- [Raw data]:
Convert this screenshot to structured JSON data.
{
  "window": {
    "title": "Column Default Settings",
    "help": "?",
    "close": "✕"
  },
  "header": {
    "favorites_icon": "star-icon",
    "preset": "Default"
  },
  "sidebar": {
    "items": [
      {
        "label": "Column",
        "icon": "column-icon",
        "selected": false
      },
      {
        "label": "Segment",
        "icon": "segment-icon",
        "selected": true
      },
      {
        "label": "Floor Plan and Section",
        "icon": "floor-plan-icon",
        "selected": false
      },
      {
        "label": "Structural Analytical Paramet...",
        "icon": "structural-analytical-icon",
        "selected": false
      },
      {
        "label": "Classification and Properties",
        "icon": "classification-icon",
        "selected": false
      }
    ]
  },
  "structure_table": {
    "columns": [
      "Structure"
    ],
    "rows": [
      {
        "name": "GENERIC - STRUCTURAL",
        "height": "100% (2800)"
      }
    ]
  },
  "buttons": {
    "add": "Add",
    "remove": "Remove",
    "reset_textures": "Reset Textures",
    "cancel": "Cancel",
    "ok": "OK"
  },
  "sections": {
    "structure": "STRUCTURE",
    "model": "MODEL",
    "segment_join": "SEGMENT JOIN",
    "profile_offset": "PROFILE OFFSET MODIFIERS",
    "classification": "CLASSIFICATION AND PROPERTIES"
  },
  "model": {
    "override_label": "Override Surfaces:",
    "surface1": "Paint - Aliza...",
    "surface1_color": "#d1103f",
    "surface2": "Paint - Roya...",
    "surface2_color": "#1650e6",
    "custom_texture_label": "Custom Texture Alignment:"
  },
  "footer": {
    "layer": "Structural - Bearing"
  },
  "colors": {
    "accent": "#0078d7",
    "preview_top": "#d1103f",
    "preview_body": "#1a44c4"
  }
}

--

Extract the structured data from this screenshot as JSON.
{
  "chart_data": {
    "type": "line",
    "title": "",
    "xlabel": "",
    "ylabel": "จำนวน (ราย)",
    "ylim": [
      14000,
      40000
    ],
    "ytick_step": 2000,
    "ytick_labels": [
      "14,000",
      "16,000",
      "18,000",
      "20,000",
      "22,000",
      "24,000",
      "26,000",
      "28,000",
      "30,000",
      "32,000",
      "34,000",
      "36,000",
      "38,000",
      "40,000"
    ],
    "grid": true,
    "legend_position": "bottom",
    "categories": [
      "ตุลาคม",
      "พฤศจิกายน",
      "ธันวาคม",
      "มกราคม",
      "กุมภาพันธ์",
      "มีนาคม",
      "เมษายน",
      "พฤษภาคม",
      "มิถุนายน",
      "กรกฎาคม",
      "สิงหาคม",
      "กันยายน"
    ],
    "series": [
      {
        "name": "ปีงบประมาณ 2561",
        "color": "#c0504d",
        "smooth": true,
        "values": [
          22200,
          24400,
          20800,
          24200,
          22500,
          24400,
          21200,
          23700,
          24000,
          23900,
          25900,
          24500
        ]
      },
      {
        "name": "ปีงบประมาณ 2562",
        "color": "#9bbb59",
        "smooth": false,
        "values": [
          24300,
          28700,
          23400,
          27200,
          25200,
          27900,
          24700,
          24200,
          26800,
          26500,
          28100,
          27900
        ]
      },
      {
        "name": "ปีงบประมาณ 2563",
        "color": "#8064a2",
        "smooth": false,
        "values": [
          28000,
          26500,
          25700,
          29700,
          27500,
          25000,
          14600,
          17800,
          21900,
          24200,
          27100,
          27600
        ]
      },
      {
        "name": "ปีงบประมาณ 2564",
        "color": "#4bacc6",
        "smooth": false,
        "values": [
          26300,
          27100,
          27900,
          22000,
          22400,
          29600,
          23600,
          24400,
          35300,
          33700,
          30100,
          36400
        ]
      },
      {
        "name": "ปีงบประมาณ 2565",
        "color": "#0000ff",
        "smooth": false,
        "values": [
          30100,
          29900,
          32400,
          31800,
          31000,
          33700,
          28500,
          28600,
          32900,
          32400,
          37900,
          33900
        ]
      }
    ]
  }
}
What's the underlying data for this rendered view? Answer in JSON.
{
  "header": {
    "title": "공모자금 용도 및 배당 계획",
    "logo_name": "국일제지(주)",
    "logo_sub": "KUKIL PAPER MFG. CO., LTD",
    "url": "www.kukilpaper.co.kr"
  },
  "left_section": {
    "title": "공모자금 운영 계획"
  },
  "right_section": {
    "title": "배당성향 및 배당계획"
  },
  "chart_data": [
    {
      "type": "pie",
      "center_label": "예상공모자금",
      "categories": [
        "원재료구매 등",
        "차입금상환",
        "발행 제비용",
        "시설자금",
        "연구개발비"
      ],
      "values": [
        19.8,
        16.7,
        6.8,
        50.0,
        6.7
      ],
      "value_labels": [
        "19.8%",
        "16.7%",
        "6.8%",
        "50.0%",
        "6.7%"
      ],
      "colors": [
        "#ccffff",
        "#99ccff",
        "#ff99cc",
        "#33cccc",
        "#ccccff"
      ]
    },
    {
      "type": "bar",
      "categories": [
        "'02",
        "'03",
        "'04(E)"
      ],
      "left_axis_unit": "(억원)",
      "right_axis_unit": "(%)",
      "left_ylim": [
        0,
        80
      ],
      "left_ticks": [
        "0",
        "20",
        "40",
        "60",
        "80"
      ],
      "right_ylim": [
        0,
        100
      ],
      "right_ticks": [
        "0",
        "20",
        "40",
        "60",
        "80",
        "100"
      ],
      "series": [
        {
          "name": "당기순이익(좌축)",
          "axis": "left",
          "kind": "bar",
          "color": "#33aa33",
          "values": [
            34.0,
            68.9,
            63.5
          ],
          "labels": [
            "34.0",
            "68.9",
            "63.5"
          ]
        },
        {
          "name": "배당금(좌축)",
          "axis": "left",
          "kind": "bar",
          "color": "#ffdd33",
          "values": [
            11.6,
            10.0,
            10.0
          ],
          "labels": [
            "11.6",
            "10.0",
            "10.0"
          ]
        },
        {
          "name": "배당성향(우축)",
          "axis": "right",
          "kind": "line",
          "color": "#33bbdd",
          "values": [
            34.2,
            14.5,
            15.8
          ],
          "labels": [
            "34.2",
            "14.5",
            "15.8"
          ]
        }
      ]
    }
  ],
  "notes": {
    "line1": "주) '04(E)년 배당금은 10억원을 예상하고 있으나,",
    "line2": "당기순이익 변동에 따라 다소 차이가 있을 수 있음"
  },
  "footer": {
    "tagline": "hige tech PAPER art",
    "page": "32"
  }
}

* * *

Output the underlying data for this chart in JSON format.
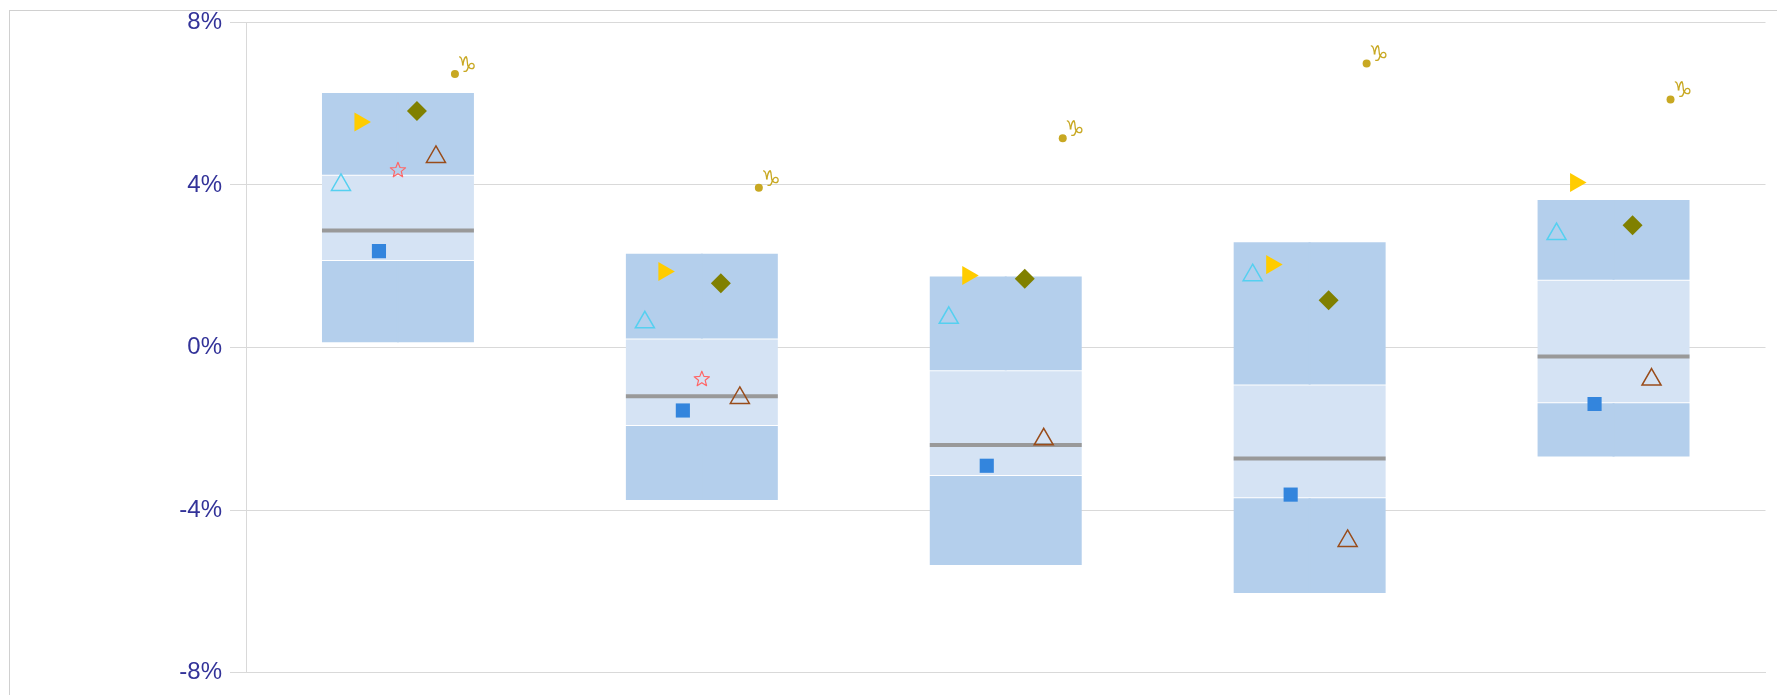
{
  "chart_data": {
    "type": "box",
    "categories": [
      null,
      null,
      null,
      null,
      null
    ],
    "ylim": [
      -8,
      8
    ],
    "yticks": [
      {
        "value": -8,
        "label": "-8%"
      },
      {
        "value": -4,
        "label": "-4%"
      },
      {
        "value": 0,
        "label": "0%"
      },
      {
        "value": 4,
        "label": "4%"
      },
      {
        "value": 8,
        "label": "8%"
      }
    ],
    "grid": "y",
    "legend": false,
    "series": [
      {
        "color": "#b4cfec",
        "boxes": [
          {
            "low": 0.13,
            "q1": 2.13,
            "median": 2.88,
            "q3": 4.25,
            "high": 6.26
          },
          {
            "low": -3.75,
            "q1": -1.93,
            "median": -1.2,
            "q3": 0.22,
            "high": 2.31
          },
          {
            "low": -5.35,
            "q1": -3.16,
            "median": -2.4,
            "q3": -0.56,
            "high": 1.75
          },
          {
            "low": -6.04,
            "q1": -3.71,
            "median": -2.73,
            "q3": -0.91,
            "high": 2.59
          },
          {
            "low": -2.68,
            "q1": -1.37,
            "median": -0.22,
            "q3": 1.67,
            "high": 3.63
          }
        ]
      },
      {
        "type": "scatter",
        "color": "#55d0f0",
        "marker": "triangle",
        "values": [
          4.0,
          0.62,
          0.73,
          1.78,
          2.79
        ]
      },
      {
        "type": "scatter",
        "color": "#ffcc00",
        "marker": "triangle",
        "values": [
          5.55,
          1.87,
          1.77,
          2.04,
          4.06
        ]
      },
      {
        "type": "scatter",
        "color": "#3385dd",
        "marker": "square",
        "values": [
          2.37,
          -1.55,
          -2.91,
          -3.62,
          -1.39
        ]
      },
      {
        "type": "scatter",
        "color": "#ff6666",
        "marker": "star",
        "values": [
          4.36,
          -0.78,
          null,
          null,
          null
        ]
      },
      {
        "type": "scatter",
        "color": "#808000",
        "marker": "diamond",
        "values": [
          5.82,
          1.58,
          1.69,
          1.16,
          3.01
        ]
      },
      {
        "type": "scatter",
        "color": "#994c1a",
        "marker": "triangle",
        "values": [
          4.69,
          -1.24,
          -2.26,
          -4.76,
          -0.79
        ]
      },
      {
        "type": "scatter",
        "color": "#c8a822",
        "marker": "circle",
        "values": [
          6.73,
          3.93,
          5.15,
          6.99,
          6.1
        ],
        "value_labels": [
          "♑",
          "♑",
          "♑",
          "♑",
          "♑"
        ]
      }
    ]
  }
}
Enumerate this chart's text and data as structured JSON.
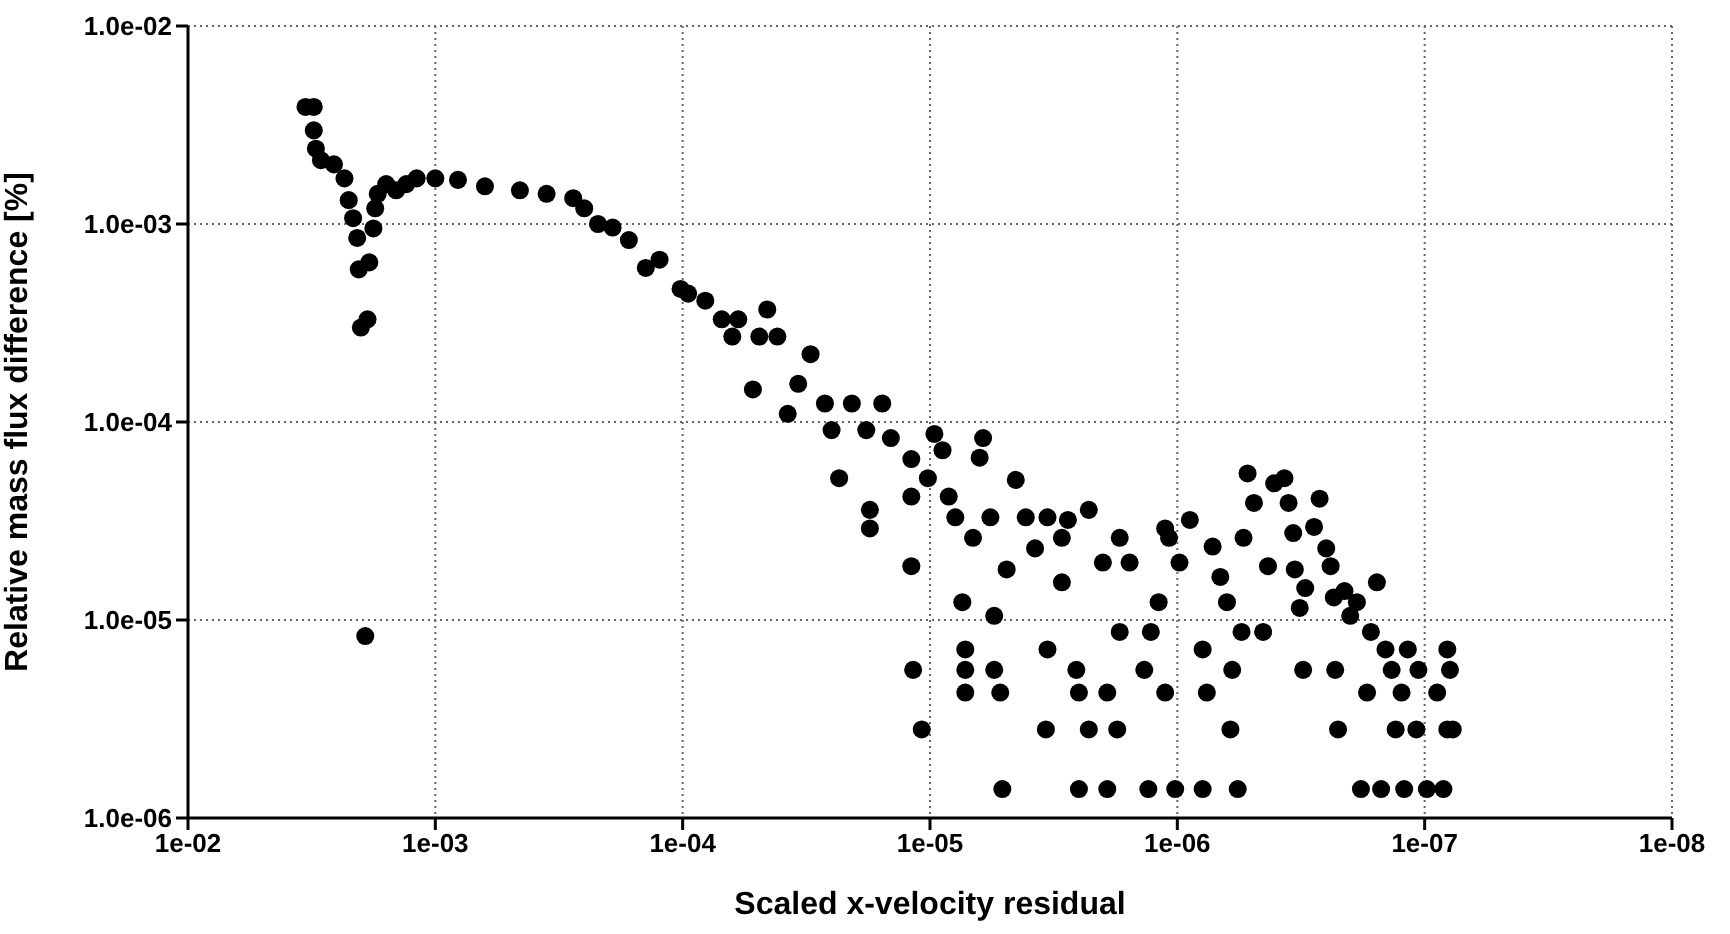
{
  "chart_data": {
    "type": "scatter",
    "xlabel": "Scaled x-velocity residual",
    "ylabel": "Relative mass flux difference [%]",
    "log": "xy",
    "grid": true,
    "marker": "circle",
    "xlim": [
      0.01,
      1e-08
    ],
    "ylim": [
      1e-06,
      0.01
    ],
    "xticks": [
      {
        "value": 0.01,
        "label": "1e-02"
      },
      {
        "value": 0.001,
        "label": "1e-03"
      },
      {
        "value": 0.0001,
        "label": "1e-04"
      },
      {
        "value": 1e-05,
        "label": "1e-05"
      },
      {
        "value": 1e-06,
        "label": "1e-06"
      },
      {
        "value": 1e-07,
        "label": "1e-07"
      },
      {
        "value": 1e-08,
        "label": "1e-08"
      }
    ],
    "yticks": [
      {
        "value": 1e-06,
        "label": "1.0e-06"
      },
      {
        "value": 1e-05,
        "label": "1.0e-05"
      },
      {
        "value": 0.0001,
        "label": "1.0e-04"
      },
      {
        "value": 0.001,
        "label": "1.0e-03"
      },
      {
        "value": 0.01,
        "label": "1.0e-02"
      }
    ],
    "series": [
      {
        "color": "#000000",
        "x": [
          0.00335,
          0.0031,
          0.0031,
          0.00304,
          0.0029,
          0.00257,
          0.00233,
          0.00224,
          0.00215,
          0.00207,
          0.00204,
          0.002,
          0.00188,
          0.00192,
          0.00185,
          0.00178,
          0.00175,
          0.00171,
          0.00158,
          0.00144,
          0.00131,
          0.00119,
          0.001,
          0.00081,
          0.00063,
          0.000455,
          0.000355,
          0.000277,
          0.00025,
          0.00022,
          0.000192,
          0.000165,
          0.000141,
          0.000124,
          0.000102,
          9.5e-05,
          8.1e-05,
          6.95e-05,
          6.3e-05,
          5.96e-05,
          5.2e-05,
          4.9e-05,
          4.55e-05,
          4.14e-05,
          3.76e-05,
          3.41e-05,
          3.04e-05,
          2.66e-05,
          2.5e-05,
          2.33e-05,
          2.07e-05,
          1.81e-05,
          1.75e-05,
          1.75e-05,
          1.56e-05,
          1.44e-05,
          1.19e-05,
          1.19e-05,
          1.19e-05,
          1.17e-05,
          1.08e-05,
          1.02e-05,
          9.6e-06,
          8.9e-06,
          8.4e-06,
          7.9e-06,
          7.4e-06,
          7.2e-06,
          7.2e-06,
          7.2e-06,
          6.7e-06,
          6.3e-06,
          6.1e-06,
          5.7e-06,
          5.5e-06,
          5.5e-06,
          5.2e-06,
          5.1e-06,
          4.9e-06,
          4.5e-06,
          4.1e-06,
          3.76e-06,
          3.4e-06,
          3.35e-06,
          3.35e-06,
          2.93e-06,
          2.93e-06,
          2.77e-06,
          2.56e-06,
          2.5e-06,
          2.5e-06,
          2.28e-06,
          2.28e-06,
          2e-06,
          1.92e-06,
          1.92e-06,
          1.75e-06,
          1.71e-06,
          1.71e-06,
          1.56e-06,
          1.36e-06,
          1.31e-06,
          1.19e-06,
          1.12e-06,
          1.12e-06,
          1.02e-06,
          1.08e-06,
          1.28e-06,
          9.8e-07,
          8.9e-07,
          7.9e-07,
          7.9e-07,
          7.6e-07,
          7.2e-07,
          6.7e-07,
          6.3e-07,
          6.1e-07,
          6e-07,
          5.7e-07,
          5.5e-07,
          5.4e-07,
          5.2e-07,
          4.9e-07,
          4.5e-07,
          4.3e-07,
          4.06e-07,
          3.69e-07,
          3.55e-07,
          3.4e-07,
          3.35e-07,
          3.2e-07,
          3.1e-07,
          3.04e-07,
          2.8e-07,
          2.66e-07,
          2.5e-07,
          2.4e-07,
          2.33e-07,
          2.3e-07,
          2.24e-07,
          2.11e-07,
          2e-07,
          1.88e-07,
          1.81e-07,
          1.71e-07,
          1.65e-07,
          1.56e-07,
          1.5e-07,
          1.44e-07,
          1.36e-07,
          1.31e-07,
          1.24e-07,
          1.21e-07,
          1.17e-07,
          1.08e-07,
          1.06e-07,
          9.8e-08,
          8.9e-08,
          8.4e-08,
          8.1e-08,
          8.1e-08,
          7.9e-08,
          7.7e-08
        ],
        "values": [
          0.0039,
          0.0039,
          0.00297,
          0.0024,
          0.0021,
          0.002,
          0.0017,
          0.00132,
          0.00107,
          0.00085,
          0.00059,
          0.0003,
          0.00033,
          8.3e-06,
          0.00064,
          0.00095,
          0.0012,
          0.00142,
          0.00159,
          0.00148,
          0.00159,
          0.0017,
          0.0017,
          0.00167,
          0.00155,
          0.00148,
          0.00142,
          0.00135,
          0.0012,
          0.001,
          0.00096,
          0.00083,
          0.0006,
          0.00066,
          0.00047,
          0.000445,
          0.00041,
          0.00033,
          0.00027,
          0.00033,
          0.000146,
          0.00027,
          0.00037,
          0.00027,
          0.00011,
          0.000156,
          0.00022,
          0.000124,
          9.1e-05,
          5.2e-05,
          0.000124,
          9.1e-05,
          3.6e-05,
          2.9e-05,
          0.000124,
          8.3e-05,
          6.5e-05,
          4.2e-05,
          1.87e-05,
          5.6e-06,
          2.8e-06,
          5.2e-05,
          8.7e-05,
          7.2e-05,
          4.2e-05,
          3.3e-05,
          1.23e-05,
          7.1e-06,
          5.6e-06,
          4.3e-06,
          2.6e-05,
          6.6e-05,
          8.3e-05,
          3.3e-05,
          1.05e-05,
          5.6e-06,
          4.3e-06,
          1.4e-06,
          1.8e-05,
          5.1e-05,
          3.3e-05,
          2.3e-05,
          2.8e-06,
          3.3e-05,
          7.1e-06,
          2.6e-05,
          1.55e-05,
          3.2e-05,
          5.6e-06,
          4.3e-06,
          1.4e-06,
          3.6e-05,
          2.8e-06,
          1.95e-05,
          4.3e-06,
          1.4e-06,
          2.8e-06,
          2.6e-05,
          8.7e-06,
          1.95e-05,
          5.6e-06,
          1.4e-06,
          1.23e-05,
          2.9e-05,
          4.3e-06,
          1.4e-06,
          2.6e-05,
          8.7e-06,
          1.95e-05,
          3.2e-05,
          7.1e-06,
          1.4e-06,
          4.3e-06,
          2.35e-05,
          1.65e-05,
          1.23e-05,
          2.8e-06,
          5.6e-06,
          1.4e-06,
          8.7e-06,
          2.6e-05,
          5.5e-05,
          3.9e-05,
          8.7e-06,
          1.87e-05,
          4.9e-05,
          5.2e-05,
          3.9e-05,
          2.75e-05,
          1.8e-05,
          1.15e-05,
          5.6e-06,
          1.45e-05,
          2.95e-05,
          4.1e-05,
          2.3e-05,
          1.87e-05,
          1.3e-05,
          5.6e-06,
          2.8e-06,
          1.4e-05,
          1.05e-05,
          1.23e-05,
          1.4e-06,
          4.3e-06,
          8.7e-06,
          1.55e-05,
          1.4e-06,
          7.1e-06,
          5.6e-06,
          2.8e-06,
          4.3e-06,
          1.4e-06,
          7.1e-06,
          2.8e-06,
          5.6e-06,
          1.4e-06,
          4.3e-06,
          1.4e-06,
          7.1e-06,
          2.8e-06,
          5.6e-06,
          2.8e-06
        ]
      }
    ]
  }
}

- [Short problem]: Filter the records, keeping only lines that contain "underlying", and show those lines.

- [Answer for this exercise]:
What's the underlying data for this rendered view? Answer in JSON.
Output the underlying data for this chart in JSON format.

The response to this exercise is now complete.